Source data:
····················

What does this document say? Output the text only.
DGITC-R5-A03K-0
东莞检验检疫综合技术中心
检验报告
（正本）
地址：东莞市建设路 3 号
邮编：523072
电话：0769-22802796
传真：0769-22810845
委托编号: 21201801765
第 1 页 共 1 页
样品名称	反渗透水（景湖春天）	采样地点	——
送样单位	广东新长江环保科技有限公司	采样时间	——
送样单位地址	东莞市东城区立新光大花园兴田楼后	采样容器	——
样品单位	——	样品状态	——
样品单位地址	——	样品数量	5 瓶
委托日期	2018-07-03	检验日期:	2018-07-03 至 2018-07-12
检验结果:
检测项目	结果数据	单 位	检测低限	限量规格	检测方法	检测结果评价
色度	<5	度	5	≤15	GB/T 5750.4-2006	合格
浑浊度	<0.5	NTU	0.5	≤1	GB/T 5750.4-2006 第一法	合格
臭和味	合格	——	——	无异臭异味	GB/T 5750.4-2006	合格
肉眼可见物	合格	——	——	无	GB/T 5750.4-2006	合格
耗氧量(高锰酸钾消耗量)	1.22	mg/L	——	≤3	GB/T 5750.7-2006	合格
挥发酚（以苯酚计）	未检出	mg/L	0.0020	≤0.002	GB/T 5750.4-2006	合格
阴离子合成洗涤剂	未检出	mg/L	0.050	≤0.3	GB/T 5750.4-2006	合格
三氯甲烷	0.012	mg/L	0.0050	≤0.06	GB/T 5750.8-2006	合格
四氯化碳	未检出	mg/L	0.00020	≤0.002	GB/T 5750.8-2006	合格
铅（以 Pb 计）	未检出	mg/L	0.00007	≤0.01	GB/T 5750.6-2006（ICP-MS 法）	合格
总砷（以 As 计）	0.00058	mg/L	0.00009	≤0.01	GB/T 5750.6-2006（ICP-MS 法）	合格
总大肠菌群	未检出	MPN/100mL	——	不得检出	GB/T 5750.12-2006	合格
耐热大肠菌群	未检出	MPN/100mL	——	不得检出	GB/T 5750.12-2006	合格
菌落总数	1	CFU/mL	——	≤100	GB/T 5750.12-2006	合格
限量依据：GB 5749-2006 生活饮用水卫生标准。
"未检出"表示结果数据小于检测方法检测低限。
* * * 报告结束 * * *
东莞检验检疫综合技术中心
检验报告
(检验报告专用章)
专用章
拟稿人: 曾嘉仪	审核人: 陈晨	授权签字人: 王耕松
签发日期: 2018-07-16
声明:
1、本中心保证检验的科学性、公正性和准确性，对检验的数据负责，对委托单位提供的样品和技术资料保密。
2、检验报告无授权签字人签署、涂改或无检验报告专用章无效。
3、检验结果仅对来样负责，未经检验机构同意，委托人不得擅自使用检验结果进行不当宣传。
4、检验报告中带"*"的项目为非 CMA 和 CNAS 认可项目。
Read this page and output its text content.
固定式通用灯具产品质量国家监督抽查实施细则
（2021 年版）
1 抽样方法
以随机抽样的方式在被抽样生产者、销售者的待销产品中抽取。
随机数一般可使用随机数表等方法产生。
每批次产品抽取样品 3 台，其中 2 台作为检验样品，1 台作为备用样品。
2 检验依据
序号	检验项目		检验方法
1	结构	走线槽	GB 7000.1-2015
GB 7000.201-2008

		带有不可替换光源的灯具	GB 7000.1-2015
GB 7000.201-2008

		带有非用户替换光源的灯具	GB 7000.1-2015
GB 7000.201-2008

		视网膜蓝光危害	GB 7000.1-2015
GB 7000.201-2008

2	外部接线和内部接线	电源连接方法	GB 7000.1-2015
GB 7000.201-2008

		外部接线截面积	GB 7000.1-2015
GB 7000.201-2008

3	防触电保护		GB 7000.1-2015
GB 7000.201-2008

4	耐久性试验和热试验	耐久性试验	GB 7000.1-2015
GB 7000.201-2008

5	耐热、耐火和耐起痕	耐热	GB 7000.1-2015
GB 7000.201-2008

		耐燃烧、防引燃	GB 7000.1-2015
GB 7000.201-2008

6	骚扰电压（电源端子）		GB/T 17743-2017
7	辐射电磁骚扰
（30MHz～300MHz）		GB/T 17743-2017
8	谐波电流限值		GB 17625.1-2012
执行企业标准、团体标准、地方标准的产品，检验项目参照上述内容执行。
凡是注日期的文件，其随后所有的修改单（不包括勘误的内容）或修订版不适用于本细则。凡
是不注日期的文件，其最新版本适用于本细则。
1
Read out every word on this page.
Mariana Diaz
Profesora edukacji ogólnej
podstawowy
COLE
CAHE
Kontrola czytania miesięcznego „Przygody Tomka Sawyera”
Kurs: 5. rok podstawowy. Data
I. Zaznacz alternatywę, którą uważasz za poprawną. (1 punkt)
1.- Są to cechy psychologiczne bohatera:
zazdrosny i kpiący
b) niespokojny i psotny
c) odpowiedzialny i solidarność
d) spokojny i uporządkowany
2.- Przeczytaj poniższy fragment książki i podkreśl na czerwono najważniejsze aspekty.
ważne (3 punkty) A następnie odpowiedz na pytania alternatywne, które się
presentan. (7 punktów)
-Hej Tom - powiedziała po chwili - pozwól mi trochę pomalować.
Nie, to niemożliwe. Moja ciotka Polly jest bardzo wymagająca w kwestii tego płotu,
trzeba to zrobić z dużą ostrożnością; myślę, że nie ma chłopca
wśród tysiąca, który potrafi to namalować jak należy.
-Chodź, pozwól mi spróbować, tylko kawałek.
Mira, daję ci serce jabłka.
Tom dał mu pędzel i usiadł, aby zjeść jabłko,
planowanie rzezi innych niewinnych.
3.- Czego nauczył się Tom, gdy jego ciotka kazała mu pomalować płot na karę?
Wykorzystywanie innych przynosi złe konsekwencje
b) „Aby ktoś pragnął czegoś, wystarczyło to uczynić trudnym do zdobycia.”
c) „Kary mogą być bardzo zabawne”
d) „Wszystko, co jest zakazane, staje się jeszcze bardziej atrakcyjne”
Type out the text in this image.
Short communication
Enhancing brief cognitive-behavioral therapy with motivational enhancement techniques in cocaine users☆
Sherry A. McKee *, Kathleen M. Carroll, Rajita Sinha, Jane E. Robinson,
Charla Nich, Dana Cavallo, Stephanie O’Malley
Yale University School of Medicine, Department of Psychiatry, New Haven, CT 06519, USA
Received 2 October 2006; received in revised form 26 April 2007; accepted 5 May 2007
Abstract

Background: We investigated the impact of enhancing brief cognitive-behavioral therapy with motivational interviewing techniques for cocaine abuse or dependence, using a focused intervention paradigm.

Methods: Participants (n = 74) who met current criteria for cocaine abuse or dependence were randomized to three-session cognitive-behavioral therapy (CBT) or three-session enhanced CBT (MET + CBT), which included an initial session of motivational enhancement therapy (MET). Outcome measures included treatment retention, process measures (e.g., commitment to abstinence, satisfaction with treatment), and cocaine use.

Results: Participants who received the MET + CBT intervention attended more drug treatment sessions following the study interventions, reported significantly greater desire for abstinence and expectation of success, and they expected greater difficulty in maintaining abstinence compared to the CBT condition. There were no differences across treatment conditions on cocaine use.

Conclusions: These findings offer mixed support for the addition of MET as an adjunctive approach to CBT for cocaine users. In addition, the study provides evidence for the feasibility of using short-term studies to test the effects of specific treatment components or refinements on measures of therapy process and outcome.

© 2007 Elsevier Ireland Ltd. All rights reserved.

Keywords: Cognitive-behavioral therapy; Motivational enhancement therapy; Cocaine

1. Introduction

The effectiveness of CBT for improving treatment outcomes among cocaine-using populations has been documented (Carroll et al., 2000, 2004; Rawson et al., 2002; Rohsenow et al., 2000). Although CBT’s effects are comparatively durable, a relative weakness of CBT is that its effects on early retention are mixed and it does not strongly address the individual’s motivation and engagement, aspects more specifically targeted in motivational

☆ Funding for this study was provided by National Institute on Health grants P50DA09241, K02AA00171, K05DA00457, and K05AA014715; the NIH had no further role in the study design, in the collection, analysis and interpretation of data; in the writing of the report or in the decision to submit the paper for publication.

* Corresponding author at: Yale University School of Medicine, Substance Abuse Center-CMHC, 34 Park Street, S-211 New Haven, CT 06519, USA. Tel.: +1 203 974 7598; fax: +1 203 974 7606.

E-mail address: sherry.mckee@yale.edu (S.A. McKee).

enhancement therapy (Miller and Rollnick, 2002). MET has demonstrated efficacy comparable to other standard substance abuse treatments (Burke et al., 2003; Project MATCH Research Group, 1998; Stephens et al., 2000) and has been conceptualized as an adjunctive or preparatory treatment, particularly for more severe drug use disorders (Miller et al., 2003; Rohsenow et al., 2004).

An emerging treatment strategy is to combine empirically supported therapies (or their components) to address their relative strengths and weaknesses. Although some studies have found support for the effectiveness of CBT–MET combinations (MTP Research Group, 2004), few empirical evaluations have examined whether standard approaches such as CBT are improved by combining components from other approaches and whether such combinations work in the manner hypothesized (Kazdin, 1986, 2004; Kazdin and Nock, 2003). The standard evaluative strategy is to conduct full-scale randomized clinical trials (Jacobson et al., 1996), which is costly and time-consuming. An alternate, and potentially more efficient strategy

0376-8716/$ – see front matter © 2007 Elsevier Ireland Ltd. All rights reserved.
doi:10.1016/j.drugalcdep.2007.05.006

····················

**DO THIS**
Gather each line in the data that holds the string "jest".

**REPLY TO THE TASK**
Nie, to niemożliwe. Moja ciotka Polly jest bardzo wymagająca w kwestii tego płotu,
d) „Wszystko, co jest zakazane, staje się jeszcze bardziej atrakcyjne”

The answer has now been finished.